Supplied data =>

----------

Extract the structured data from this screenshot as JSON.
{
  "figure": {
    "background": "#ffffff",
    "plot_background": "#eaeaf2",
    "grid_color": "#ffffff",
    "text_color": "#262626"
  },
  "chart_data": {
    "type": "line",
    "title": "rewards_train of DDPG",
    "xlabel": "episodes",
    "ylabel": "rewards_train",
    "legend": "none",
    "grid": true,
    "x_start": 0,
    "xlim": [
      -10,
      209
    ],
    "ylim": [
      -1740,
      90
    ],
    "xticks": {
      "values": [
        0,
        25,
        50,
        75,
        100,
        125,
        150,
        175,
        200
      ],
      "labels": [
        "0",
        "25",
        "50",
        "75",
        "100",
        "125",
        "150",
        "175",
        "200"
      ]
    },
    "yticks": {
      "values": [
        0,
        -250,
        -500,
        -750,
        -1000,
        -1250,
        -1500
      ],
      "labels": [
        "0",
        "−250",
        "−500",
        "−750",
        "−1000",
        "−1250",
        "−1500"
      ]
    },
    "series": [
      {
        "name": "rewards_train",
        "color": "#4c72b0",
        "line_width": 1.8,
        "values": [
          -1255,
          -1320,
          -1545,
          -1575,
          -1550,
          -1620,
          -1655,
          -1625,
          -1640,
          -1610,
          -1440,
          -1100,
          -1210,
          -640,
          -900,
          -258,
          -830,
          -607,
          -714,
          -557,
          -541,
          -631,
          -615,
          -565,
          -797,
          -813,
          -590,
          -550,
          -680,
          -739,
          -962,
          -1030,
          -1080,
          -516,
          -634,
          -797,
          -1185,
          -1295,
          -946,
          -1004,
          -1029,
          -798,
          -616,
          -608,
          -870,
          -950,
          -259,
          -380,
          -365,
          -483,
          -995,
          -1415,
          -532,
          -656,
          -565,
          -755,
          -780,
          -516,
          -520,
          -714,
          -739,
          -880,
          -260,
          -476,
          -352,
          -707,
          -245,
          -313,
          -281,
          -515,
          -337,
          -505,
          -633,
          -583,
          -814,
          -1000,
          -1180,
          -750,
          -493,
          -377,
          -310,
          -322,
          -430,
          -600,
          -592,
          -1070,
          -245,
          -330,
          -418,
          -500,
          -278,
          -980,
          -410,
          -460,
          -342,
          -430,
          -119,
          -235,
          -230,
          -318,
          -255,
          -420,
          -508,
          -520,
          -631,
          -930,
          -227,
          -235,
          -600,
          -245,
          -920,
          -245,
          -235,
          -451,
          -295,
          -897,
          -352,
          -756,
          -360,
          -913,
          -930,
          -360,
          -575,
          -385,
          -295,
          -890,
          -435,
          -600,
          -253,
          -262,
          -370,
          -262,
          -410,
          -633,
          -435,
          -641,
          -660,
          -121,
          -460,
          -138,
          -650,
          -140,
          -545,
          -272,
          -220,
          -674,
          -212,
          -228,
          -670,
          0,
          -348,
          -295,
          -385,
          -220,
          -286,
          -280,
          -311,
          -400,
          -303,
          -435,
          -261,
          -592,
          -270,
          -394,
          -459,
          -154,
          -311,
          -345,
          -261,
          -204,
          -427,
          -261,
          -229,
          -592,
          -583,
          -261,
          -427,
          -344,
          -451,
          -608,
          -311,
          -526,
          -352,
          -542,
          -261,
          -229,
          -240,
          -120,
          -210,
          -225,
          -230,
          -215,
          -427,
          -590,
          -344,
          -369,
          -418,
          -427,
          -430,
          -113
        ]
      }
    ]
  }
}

----------

Exercise instructions =>
All of the entries above should be written out again exactly.

Response to the exercise =>
Extract the structured data from this screenshot as JSON.
{
  "figure": {
    "background": "#ffffff",
    "plot_background": "#eaeaf2",
    "grid_color": "#ffffff",
    "text_color": "#262626"
  },
  "chart_data": {
    "type": "line",
    "title": "rewards_train of DDPG",
    "xlabel": "episodes",
    "ylabel": "rewards_train",
    "legend": "none",
    "grid": true,
    "x_start": 0,
    "xlim": [
      -10,
      209
    ],
    "ylim": [
      -1740,
      90
    ],
    "xticks": {
      "values": [
        0,
        25,
        50,
        75,
        100,
        125,
        150,
        175,
        200
      ],
      "labels": [
        "0",
        "25",
        "50",
        "75",
        "100",
        "125",
        "150",
        "175",
        "200"
      ]
    },
    "yticks": {
      "values": [
        0,
        -250,
        -500,
        -750,
        -1000,
        -1250,
        -1500
      ],
      "labels": [
        "0",
        "−250",
        "−500",
        "−750",
        "−1000",
        "−1250",
        "−1500"
      ]
    },
    "series": [
      {
        "name": "rewards_train",
        "color": "#4c72b0",
        "line_width": 1.8,
        "values": [
          -1255,
          -1320,
          -1545,
          -1575,
          -1550,
          -1620,
          -1655,
          -1625,
          -1640,
          -1610,
          -1440,
          -1100,
          -1210,
          -640,
          -900,
          -258,
          -830,
          -607,
          -714,
          -557,
          -541,
          -631,
          -615,
          -565,
          -797,
          -813,
          -590,
          -550,
          -680,
          -739,
          -962,
          -1030,
          -1080,
          -516,
          -634,
          -797,
          -1185,
          -1295,
          -946,
          -1004,
          -1029,
          -798,
          -616,
          -608,
          -870,
          -950,
          -259,
          -380,
          -365,
          -483,
          -995,
          -1415,
          -532,
          -656,
          -565,
          -755,
          -780,
          -516,
          -520,
          -714,
          -739,
          -880,
          -260,
          -476,
          -352,
          -707,
          -245,
          -313,
          -281,
          -515,
          -337,
          -505,
          -633,
          -583,
          -814,
          -1000,
          -1180,
          -750,
          -493,
          -377,
          -310,
          -322,
          -430,
          -600,
          -592,
          -1070,
          -245,
          -330,
          -418,
          -500,
          -278,
          -980,
          -410,
          -460,
          -342,
          -430,
          -119,
          -235,
          -230,
          -318,
          -255,
          -420,
          -508,
          -520,
          -631,
          -930,
          -227,
          -235,
          -600,
          -245,
          -920,
          -245,
          -235,
          -451,
          -295,
          -897,
          -352,
          -756,
          -360,
          -913,
          -930,
          -360,
          -575,
          -385,
          -295,
          -890,
          -435,
          -600,
          -253,
          -262,
          -370,
          -262,
          -410,
          -633,
          -435,
          -641,
          -660,
          -121,
          -460,
          -138,
          -650,
          -140,
          -545,
          -272,
          -220,
          -674,
          -212,
          -228,
          -670,
          0,
          -348,
          -295,
          -385,
          -220,
          -286,
          -280,
          -311,
          -400,
          -303,
          -435,
          -261,
          -592,
          -270,
          -394,
          -459,
          -154,
          -311,
          -345,
          -261,
          -204,
          -427,
          -261,
          -229,
          -592,
          -583,
          -261,
          -427,
          -344,
          -451,
          -608,
          -311,
          -526,
          -352,
          -542,
          -261,
          -229,
          -240,
          -120,
          -210,
          -225,
          -230,
          -215,
          -427,
          -590,
          -344,
          -369,
          -418,
          -427,
          -430,
          -113
        ]
      }
    ]
  }
}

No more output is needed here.